--- Passage provided ---
Douglas College is the largest public degree-granting college institution in British Columbia, Canada. Close to 17,000 credit students, 8,500 continuing education students and 4,210 international students are enrolled here. Douglas College offers bachelor's degrees and general university arts and science courses, as well as career programs in health care, human services, business and the creative arts.

History
Founded in 1970, the college is named after the former Governor of British Columbia, Sir James Douglas. In 1981, Kwantlen College split off from Douglas College.

Coat of Arms 
Douglas College's coat of arms was revealed to the public on January 21, 2020. The emblem was designed by Coast Salish artist Carrielynn Victor for the college's 50th anniversary. The emblem was the first to be completely designed by an Indigenous artist in Canada's history. The heart in the middle of the emblem is a reference to the college's motto, "Do what you love." The crown on top of it is made of cedar, which is a wood material that is local to the area. There is a raven on top of the crest, meant to signify cleverness as the bird represents. There are also two Douglas fir trees surrounding the raven which are meant to signify a relation to the college's name. In the Coast Salish language, below the shield, are the words "Excellence, Knowledge, Passion". The reference to the Indigenous language is a recognition that the college operates on a First Nations territory.
---
**Written request 1**
Could you rewrite the entries with "bounding box" swapped for "enclosing rectangle" and nothing else changed?
--- Input records ---
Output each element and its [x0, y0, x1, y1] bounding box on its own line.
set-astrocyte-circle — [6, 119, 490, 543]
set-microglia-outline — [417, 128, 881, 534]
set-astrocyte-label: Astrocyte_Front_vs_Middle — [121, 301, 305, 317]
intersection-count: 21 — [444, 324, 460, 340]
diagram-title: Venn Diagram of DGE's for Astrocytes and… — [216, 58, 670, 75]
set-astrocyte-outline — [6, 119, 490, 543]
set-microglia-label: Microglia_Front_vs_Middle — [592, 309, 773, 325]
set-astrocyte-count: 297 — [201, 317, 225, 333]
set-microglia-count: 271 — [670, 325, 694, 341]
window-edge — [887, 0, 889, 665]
---
**Written request 2**
Would you repeat word for word the part of the Douglas College text that opens with the words containing "Douglas College is" and closes with "from Douglas College."?

**Right answer 1**
Output each element and its [x0, y0, x1, y1] enclosing rectangle on its own line.
set-astrocyte-circle — [6, 119, 490, 543]
set-microglia-outline — [417, 128, 881, 534]
set-astrocyte-label: Astrocyte_Front_vs_Middle — [121, 301, 305, 317]
intersection-count: 21 — [444, 324, 460, 340]
diagram-title: Venn Diagram of DGE's for Astrocytes and… — [216, 58, 670, 75]
set-astrocyte-outline — [6, 119, 490, 543]
set-microglia-label: Microglia_Front_vs_Middle — [592, 309, 773, 325]
set-astrocyte-count: 297 — [201, 317, 225, 333]
set-microglia-count: 271 — [670, 325, 694, 341]
window-edge — [887, 0, 889, 665]

**Right answer 2**
Douglas College is the largest public degree-granting college institution in British Columbia, Canada. Close to 17,000 credit students, 8,500 continuing education students and 4,210 international students are enrolled here. Douglas College offers bachelor's degrees and general university arts and science courses, as well as career programs in health care, human services, business and the creative arts.

History
Founded in 1970, the college is named after the former Governor of British Columbia, Sir James Douglas. In 1981, Kwantlen College split off from Douglas College.